— begin Provided information —

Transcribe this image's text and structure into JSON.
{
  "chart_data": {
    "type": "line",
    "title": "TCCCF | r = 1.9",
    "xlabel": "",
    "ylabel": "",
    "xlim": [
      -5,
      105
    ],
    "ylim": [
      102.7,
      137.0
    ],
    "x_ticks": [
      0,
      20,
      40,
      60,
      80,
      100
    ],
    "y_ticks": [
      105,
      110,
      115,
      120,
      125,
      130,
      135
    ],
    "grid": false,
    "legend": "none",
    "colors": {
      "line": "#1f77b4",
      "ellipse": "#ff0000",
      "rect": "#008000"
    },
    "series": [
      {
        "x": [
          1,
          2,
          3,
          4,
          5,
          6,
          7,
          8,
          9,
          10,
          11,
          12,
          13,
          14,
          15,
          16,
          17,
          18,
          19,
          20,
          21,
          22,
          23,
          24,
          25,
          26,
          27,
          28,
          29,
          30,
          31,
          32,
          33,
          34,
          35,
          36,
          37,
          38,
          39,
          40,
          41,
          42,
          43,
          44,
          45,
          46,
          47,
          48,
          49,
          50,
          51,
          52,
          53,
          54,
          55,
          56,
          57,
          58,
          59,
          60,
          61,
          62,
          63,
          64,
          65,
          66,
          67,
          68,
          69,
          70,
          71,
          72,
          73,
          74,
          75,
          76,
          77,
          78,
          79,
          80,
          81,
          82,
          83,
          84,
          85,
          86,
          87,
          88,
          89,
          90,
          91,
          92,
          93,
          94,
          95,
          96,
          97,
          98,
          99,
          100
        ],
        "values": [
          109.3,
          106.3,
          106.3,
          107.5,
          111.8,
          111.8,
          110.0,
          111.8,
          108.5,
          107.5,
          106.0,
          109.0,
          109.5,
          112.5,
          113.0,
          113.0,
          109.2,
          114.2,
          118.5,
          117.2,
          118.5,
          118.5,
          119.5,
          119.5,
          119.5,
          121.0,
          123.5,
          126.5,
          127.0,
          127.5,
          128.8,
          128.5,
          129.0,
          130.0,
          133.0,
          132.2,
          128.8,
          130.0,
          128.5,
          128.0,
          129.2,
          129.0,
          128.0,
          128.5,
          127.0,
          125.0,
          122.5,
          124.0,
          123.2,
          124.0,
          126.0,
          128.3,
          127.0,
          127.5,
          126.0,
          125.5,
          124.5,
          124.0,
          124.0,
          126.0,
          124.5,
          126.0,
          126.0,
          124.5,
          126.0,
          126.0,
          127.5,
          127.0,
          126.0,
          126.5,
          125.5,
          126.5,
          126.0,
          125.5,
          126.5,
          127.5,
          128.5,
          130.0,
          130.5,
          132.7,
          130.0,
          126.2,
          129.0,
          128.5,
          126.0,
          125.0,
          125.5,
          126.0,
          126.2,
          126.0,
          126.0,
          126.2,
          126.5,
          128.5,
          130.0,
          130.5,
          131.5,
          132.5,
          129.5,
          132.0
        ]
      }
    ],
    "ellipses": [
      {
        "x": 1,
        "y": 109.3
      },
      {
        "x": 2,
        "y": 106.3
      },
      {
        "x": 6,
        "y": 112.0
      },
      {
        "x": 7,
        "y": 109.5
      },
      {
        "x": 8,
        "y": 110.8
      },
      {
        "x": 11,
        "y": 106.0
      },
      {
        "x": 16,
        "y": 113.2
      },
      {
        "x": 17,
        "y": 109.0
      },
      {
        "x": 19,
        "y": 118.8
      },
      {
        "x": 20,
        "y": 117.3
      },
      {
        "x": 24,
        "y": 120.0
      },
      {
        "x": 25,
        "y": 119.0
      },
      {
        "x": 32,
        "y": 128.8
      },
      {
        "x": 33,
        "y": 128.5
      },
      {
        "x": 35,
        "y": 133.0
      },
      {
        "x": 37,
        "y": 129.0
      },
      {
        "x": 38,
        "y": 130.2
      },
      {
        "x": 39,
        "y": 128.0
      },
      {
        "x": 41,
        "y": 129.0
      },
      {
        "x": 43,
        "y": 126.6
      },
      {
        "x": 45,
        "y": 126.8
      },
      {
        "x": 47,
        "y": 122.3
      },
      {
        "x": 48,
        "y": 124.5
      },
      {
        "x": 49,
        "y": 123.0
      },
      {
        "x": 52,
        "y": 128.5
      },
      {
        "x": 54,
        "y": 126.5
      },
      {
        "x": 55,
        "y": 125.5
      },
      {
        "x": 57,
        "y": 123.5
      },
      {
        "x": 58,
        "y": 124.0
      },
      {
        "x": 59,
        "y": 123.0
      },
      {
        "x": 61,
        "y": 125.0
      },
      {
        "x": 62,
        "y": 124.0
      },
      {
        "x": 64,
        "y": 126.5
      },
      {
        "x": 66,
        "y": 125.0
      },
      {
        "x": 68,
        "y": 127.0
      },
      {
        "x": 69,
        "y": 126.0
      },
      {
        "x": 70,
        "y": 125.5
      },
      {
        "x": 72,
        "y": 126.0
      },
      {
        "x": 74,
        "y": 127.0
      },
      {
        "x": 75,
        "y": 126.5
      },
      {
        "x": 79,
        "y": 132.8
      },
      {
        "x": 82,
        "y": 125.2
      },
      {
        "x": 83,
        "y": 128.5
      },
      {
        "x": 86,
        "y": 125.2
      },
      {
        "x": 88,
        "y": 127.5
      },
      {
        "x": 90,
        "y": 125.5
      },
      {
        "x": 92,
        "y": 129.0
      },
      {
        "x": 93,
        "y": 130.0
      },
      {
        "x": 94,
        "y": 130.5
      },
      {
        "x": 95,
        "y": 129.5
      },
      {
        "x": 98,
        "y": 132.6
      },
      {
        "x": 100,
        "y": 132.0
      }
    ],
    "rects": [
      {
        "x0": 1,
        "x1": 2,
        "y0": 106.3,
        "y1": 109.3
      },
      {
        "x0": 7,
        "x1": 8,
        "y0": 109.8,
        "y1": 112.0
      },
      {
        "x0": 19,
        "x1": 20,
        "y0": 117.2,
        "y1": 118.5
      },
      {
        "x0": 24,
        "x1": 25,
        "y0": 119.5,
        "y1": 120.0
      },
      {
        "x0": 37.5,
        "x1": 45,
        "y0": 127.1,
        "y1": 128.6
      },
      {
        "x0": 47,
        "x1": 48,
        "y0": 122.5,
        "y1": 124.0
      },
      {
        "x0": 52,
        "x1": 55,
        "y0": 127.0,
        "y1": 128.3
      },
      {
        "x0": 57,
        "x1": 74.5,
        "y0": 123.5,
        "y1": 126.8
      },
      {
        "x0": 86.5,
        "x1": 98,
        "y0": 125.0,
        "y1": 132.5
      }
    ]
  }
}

— end Provided information —

Task goal.
Make an exact copy of the records.

Result for this exercise.
Transcribe this image's text and structure into JSON.
{
  "chart_data": {
    "type": "line",
    "title": "TCCCF | r = 1.9",
    "xlabel": "",
    "ylabel": "",
    "xlim": [
      -5,
      105
    ],
    "ylim": [
      102.7,
      137.0
    ],
    "x_ticks": [
      0,
      20,
      40,
      60,
      80,
      100
    ],
    "y_ticks": [
      105,
      110,
      115,
      120,
      125,
      130,
      135
    ],
    "grid": false,
    "legend": "none",
    "colors": {
      "line": "#1f77b4",
      "ellipse": "#ff0000",
      "rect": "#008000"
    },
    "series": [
      {
        "x": [
          1,
          2,
          3,
          4,
          5,
          6,
          7,
          8,
          9,
          10,
          11,
          12,
          13,
          14,
          15,
          16,
          17,
          18,
          19,
          20,
          21,
          22,
          23,
          24,
          25,
          26,
          27,
          28,
          29,
          30,
          31,
          32,
          33,
          34,
          35,
          36,
          37,
          38,
          39,
          40,
          41,
          42,
          43,
          44,
          45,
          46,
          47,
          48,
          49,
          50,
          51,
          52,
          53,
          54,
          55,
          56,
          57,
          58,
          59,
          60,
          61,
          62,
          63,
          64,
          65,
          66,
          67,
          68,
          69,
          70,
          71,
          72,
          73,
          74,
          75,
          76,
          77,
          78,
          79,
          80,
          81,
          82,
          83,
          84,
          85,
          86,
          87,
          88,
          89,
          90,
          91,
          92,
          93,
          94,
          95,
          96,
          97,
          98,
          99,
          100
        ],
        "values": [
          109.3,
          106.3,
          106.3,
          107.5,
          111.8,
          111.8,
          110.0,
          111.8,
          108.5,
          107.5,
          106.0,
          109.0,
          109.5,
          112.5,
          113.0,
          113.0,
          109.2,
          114.2,
          118.5,
          117.2,
          118.5,
          118.5,
          119.5,
          119.5,
          119.5,
          121.0,
          123.5,
          126.5,
          127.0,
          127.5,
          128.8,
          128.5,
          129.0,
          130.0,
          133.0,
          132.2,
          128.8,
          130.0,
          128.5,
          128.0,
          129.2,
          129.0,
          128.0,
          128.5,
          127.0,
          125.0,
          122.5,
          124.0,
          123.2,
          124.0,
          126.0,
          128.3,
          127.0,
          127.5,
          126.0,
          125.5,
          124.5,
          124.0,
          124.0,
          126.0,
          124.5,
          126.0,
          126.0,
          124.5,
          126.0,
          126.0,
          127.5,
          127.0,
          126.0,
          126.5,
          125.5,
          126.5,
          126.0,
          125.5,
          126.5,
          127.5,
          128.5,
          130.0,
          130.5,
          132.7,
          130.0,
          126.2,
          129.0,
          128.5,
          126.0,
          125.0,
          125.5,
          126.0,
          126.2,
          126.0,
          126.0,
          126.2,
          126.5,
          128.5,
          130.0,
          130.5,
          131.5,
          132.5,
          129.5,
          132.0
        ]
      }
    ],
    "ellipses": [
      {
        "x": 1,
        "y": 109.3
      },
      {
        "x": 2,
        "y": 106.3
      },
      {
        "x": 6,
        "y": 112.0
      },
      {
        "x": 7,
        "y": 109.5
      },
      {
        "x": 8,
        "y": 110.8
      },
      {
        "x": 11,
        "y": 106.0
      },
      {
        "x": 16,
        "y": 113.2
      },
      {
        "x": 17,
        "y": 109.0
      },
      {
        "x": 19,
        "y": 118.8
      },
      {
        "x": 20,
        "y": 117.3
      },
      {
        "x": 24,
        "y": 120.0
      },
      {
        "x": 25,
        "y": 119.0
      },
      {
        "x": 32,
        "y": 128.8
      },
      {
        "x": 33,
        "y": 128.5
      },
      {
        "x": 35,
        "y": 133.0
      },
      {
        "x": 37,
        "y": 129.0
      },
      {
        "x": 38,
        "y": 130.2
      },
      {
        "x": 39,
        "y": 128.0
      },
      {
        "x": 41,
        "y": 129.0
      },
      {
        "x": 43,
        "y": 126.6
      },
      {
        "x": 45,
        "y": 126.8
      },
      {
        "x": 47,
        "y": 122.3
      },
      {
        "x": 48,
        "y": 124.5
      },
      {
        "x": 49,
        "y": 123.0
      },
      {
        "x": 52,
        "y": 128.5
      },
      {
        "x": 54,
        "y": 126.5
      },
      {
        "x": 55,
        "y": 125.5
      },
      {
        "x": 57,
        "y": 123.5
      },
      {
        "x": 58,
        "y": 124.0
      },
      {
        "x": 59,
        "y": 123.0
      },
      {
        "x": 61,
        "y": 125.0
      },
      {
        "x": 62,
        "y": 124.0
      },
      {
        "x": 64,
        "y": 126.5
      },
      {
        "x": 66,
        "y": 125.0
      },
      {
        "x": 68,
        "y": 127.0
      },
      {
        "x": 69,
        "y": 126.0
      },
      {
        "x": 70,
        "y": 125.5
      },
      {
        "x": 72,
        "y": 126.0
      },
      {
        "x": 74,
        "y": 127.0
      },
      {
        "x": 75,
        "y": 126.5
      },
      {
        "x": 79,
        "y": 132.8
      },
      {
        "x": 82,
        "y": 125.2
      },
      {
        "x": 83,
        "y": 128.5
      },
      {
        "x": 86,
        "y": 125.2
      },
      {
        "x": 88,
        "y": 127.5
      },
      {
        "x": 90,
        "y": 125.5
      },
      {
        "x": 92,
        "y": 129.0
      },
      {
        "x": 93,
        "y": 130.0
      },
      {
        "x": 94,
        "y": 130.5
      },
      {
        "x": 95,
        "y": 129.5
      },
      {
        "x": 98,
        "y": 132.6
      },
      {
        "x": 100,
        "y": 132.0
      }
    ],
    "rects": [
      {
        "x0": 1,
        "x1": 2,
        "y0": 106.3,
        "y1": 109.3
      },
      {
        "x0": 7,
        "x1": 8,
        "y0": 109.8,
        "y1": 112.0
      },
      {
        "x0": 19,
        "x1": 20,
        "y0": 117.2,
        "y1": 118.5
      },
      {
        "x0": 24,
        "x1": 25,
        "y0": 119.5,
        "y1": 120.0
      },
      {
        "x0": 37.5,
        "x1": 45,
        "y0": 127.1,
        "y1": 128.6
      },
      {
        "x0": 47,
        "x1": 48,
        "y0": 122.5,
        "y1": 124.0
      },
      {
        "x0": 52,
        "x1": 55,
        "y0": 127.0,
        "y1": 128.3
      },
      {
        "x0": 57,
        "x1": 74.5,
        "y0": 123.5,
        "y1": 126.8
      },
      {
        "x0": 86.5,
        "x1": 98,
        "y0": 125.0,
        "y1": 132.5
      }
    ]
  }
}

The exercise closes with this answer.